> _The input_:
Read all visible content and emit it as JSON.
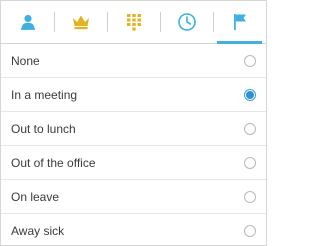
{
  "tabs": [
    {
      "icon": "user-icon",
      "active": false
    },
    {
      "icon": "crown-icon",
      "active": false
    },
    {
      "icon": "keypad-icon",
      "active": false
    },
    {
      "icon": "clock-icon",
      "active": false
    },
    {
      "icon": "flag-icon",
      "active": true
    }
  ],
  "colors": {
    "icon_blue": "#3fb0e0",
    "icon_gold": "#e5b321",
    "radio_checked": "#2f8fd6"
  },
  "statuses": [
    {
      "label": "None",
      "selected": false
    },
    {
      "label": "In a meeting",
      "selected": true
    },
    {
      "label": "Out to lunch",
      "selected": false
    },
    {
      "label": "Out of the office",
      "selected": false
    },
    {
      "label": "On leave",
      "selected": false
    },
    {
      "label": "Away sick",
      "selected": false
    }
  ]
}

> _Given exercise_: Leave images out of the retyped records; keep all else exact.

> _Result_:
Read all visible content and emit it as JSON.
{
  "tabs": [
    {
      "icon": "user-icon",
      "active": false
    },
    {
      "icon": "crown-icon",
      "active": false
    },
    {
      "icon": "keypad-icon",
      "active": false
    },
    {
      "icon": "clock-icon",
      "active": false
    },
    {
      "icon": "flag-icon",
      "active": true
    }
  ],
  "colors": {
    "icon_blue": "#3fb0e0",
    "icon_gold": "#e5b321",
    "radio_checked": "#2f8fd6"
  },
  "statuses": [
    {
      "label": "None",
      "selected": false
    },
    {
      "label": "In a meeting",
      "selected": true
    },
    {
      "label": "Out to lunch",
      "selected": false
    },
    {
      "label": "Out of the office",
      "selected": false
    },
    {
      "label": "On leave",
      "selected": false
    },
    {
      "label": "Away sick",
      "selected": false
    }
  ]
}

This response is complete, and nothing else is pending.